= REQUEST =
Work through the material below line by line and say how many lines include the word "Master". Only the number, please.

* Begin *

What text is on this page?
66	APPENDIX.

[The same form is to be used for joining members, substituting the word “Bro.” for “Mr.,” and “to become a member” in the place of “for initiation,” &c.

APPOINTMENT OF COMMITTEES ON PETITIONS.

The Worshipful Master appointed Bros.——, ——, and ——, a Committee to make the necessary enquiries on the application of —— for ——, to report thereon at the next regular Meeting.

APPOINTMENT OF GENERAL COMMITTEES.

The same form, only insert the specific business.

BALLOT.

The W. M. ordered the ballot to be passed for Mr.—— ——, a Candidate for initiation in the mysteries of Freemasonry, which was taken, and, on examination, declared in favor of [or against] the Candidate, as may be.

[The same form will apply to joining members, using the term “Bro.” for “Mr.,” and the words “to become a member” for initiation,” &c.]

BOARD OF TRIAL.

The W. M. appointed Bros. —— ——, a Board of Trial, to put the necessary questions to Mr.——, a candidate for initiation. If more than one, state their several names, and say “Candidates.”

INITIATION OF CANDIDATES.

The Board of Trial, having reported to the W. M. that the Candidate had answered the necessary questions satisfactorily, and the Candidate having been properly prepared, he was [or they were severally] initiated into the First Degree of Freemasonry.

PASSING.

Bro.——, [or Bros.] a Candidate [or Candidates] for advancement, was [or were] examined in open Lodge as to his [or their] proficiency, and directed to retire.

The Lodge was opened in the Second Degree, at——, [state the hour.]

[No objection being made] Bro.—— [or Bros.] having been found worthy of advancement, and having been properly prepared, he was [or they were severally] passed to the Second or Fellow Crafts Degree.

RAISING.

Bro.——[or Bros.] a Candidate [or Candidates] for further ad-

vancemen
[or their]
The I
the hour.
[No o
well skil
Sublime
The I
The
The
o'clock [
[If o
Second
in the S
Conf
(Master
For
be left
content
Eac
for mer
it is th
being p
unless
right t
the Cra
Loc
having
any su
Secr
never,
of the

* End *

= SOLUTION =
2